Task details:
Return the full material exactly.

───── Dataset excerpts

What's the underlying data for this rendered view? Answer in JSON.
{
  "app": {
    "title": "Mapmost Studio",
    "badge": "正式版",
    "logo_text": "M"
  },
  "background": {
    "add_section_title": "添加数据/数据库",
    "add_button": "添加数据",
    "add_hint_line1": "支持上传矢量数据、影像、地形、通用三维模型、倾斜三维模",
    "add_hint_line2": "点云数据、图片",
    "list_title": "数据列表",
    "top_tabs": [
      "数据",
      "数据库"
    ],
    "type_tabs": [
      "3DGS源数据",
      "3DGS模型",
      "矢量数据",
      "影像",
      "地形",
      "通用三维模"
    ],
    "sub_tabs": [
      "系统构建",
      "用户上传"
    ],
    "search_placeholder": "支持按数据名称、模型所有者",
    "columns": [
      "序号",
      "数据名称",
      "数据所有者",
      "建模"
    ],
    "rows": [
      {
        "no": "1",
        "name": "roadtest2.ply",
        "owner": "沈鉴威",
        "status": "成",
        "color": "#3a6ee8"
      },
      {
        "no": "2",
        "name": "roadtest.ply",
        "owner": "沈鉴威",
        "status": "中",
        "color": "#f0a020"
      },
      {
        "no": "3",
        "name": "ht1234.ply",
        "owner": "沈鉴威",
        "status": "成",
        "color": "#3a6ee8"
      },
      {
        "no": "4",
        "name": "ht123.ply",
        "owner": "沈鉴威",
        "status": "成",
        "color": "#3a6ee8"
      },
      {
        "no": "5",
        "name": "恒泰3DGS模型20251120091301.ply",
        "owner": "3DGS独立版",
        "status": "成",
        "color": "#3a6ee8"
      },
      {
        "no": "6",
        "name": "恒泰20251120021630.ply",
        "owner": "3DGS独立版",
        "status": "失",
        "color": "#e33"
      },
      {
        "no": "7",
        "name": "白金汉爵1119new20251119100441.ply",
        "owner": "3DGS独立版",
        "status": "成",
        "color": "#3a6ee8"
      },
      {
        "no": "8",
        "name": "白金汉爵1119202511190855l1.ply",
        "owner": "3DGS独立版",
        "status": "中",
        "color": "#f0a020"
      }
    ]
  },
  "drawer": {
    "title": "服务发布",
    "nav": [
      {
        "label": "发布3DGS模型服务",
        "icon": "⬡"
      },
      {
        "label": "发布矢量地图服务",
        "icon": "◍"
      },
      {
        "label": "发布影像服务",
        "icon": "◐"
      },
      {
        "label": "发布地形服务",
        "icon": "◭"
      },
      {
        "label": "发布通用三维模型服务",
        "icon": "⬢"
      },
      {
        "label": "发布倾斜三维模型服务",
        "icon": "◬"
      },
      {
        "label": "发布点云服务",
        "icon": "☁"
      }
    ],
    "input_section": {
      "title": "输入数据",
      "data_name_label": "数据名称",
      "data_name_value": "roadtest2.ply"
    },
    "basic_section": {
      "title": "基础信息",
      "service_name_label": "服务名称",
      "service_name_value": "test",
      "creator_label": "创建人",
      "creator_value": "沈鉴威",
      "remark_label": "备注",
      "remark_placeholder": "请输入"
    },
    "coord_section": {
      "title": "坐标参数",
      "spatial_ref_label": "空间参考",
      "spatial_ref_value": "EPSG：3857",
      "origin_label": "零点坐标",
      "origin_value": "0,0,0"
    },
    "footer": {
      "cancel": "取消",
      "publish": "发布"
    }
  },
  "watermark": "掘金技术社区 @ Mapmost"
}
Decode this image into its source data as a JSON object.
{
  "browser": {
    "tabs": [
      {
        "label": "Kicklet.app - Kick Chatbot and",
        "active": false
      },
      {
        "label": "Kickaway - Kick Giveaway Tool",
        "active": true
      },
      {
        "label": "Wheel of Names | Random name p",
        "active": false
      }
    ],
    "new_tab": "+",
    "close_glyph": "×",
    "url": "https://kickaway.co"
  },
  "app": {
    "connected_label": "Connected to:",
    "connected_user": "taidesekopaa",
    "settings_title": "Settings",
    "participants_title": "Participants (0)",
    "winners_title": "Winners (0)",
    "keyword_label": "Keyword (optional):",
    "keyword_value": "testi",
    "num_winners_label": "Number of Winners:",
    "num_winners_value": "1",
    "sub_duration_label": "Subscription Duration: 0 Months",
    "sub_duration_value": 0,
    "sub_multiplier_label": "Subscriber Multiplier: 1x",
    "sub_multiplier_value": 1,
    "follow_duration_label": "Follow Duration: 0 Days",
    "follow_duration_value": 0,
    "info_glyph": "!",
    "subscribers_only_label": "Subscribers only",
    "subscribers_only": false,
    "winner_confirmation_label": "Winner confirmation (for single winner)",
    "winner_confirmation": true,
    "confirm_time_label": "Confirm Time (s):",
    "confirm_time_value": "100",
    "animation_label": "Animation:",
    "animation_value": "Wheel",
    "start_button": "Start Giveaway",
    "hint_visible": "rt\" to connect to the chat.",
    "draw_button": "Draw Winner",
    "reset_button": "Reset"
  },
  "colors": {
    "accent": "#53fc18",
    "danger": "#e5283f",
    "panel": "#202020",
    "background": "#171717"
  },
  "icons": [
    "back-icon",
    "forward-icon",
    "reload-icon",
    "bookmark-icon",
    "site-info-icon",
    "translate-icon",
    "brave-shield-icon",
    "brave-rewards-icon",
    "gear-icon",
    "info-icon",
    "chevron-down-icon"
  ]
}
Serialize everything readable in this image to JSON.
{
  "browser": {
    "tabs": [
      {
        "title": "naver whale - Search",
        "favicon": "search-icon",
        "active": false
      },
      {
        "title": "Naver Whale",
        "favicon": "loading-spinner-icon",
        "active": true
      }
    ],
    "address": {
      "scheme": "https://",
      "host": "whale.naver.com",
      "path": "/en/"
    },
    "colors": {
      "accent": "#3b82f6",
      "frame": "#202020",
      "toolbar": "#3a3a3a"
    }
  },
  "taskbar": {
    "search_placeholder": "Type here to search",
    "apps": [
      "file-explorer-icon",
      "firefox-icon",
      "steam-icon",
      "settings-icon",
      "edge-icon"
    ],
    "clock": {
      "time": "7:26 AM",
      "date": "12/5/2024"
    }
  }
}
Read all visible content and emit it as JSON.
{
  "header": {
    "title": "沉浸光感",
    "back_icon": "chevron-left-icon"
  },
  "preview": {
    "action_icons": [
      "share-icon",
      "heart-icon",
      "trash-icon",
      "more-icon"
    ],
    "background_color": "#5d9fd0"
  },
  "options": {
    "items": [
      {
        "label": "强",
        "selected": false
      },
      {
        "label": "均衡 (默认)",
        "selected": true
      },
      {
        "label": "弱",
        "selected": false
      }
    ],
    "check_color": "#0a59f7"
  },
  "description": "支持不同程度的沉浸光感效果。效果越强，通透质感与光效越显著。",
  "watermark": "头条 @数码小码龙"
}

──────────

Exercise answer:
What's the underlying data for this rendered view? Answer in JSON.
{
  "app": {
    "title": "Mapmost Studio",
    "badge": "正式版",
    "logo_text": "M"
  },
  "background": {
    "add_section_title": "添加数据/数据库",
    "add_button": "添加数据",
    "add_hint_line1": "支持上传矢量数据、影像、地形、通用三维模型、倾斜三维模",
    "add_hint_line2": "点云数据、图片",
    "list_title": "数据列表",
    "top_tabs": [
      "数据",
      "数据库"
    ],
    "type_tabs": [
      "3DGS源数据",
      "3DGS模型",
      "矢量数据",
      "影像",
      "地形",
      "通用三维模"
    ],
    "sub_tabs": [
      "系统构建",
      "用户上传"
    ],
    "search_placeholder": "支持按数据名称、模型所有者",
    "columns": [
      "序号",
      "数据名称",
      "数据所有者",
      "建模"
    ],
    "rows": [
      {
        "no": "1",
        "name": "roadtest2.ply",
        "owner": "沈鉴威",
        "status": "成",
        "color": "#3a6ee8"
      },
      {
        "no": "2",
        "name": "roadtest.ply",
        "owner": "沈鉴威",
        "status": "中",
        "color": "#f0a020"
      },
      {
        "no": "3",
        "name": "ht1234.ply",
        "owner": "沈鉴威",
        "status": "成",
        "color": "#3a6ee8"
      },
      {
        "no": "4",
        "name": "ht123.ply",
        "owner": "沈鉴威",
        "status": "成",
        "color": "#3a6ee8"
      },
      {
        "no": "5",
        "name": "恒泰3DGS模型20251120091301.ply",
        "owner": "3DGS独立版",
        "status": "成",
        "color": "#3a6ee8"
      },
      {
        "no": "6",
        "name": "恒泰20251120021630.ply",
        "owner": "3DGS独立版",
        "status": "失",
        "color": "#e33"
      },
      {
        "no": "7",
        "name": "白金汉爵1119new20251119100441.ply",
        "owner": "3DGS独立版",
        "status": "成",
        "color": "#3a6ee8"
      },
      {
        "no": "8",
        "name": "白金汉爵1119202511190855l1.ply",
        "owner": "3DGS独立版",
        "status": "中",
        "color": "#f0a020"
      }
    ]
  },
  "drawer": {
    "title": "服务发布",
    "nav": [
      {
        "label": "发布3DGS模型服务",
        "icon": "⬡"
      },
      {
        "label": "发布矢量地图服务",
        "icon": "◍"
      },
      {
        "label": "发布影像服务",
        "icon": "◐"
      },
      {
        "label": "发布地形服务",
        "icon": "◭"
      },
      {
        "label": "发布通用三维模型服务",
        "icon": "⬢"
      },
      {
        "label": "发布倾斜三维模型服务",
        "icon": "◬"
      },
      {
        "label": "发布点云服务",
        "icon": "☁"
      }
    ],
    "input_section": {
      "title": "输入数据",
      "data_name_label": "数据名称",
      "data_name_value": "roadtest2.ply"
    },
    "basic_section": {
      "title": "基础信息",
      "service_name_label": "服务名称",
      "service_name_value": "test",
      "creator_label": "创建人",
      "creator_value": "沈鉴威",
      "remark_label": "备注",
      "remark_placeholder": "请输入"
    },
    "coord_section": {
      "title": "坐标参数",
      "spatial_ref_label": "空间参考",
      "spatial_ref_value": "EPSG：3857",
      "origin_label": "零点坐标",
      "origin_value": "0,0,0"
    },
    "footer": {
      "cancel": "取消",
      "publish": "发布"
    }
  },
  "watermark": "掘金技术社区 @ Mapmost"
}
Decode this image into its source data as a JSON object.
{
  "browser": {
    "tabs": [
      {
        "label": "Kicklet.app - Kick Chatbot and",
        "active": false
      },
      {
        "label": "Kickaway - Kick Giveaway Tool",
        "active": true
      },
      {
        "label": "Wheel of Names | Random name p",
        "active": false
      }
    ],
    "new_tab": "+",
    "close_glyph": "×",
    "url": "https://kickaway.co"
  },
  "app": {
    "connected_label": "Connected to:",
    "connected_user": "taidesekopaa",
    "settings_title": "Settings",
    "participants_title": "Participants (0)",
    "winners_title": "Winners (0)",
    "keyword_label": "Keyword (optional):",
    "keyword_value": "testi",
    "num_winners_label": "Number of Winners:",
    "num_winners_value": "1",
    "sub_duration_label": "Subscription Duration: 0 Months",
    "sub_duration_value": 0,
    "sub_multiplier_label": "Subscriber Multiplier: 1x",
    "sub_multiplier_value": 1,
    "follow_duration_label": "Follow Duration: 0 Days",
    "follow_duration_value": 0,
    "info_glyph": "!",
    "subscribers_only_label": "Subscribers only",
    "subscribers_only": false,
    "winner_confirmation_label": "Winner confirmation (for single winner)",
    "winner_confirmation": true,
    "confirm_time_label": "Confirm Time (s):",
    "confirm_time_value": "100",
    "animation_label": "Animation:",
    "animation_value": "Wheel",
    "start_button": "Start Giveaway",
    "hint_visible": "rt\" to connect to the chat.",
    "draw_button": "Draw Winner",
    "reset_button": "Reset"
  },
  "colors": {
    "accent": "#53fc18",
    "danger": "#e5283f",
    "panel": "#202020",
    "background": "#171717"
  },
  "icons": [
    "back-icon",
    "forward-icon",
    "reload-icon",
    "bookmark-icon",
    "site-info-icon",
    "translate-icon",
    "brave-shield-icon",
    "brave-rewards-icon",
    "gear-icon",
    "info-icon",
    "chevron-down-icon"
  ]
}
Serialize everything readable in this image to JSON.
{
  "browser": {
    "tabs": [
      {
        "title": "naver whale - Search",
        "favicon": "search-icon",
        "active": false
      },
      {
        "title": "Naver Whale",
        "favicon": "loading-spinner-icon",
        "active": true
      }
    ],
    "address": {
      "scheme": "https://",
      "host": "whale.naver.com",
      "path": "/en/"
    },
    "colors": {
      "accent": "#3b82f6",
      "frame": "#202020",
      "toolbar": "#3a3a3a"
    }
  },
  "taskbar": {
    "search_placeholder": "Type here to search",
    "apps": [
      "file-explorer-icon",
      "firefox-icon",
      "steam-icon",
      "settings-icon",
      "edge-icon"
    ],
    "clock": {
      "time": "7:26 AM",
      "date": "12/5/2024"
    }
  }
}
Read all visible content and emit it as JSON.
{
  "header": {
    "title": "沉浸光感",
    "back_icon": "chevron-left-icon"
  },
  "preview": {
    "action_icons": [
      "share-icon",
      "heart-icon",
      "trash-icon",
      "more-icon"
    ],
    "background_color": "#5d9fd0"
  },
  "options": {
    "items": [
      {
        "label": "强",
        "selected": false
      },
      {
        "label": "均衡 (默认)",
        "selected": true
      },
      {
        "label": "弱",
        "selected": false
      }
    ],
    "check_color": "#0a59f7"
  },
  "description": "支持不同程度的沉浸光感效果。效果越强，通透质感与光效越显著。",
  "watermark": "头条 @数码小码龙"
}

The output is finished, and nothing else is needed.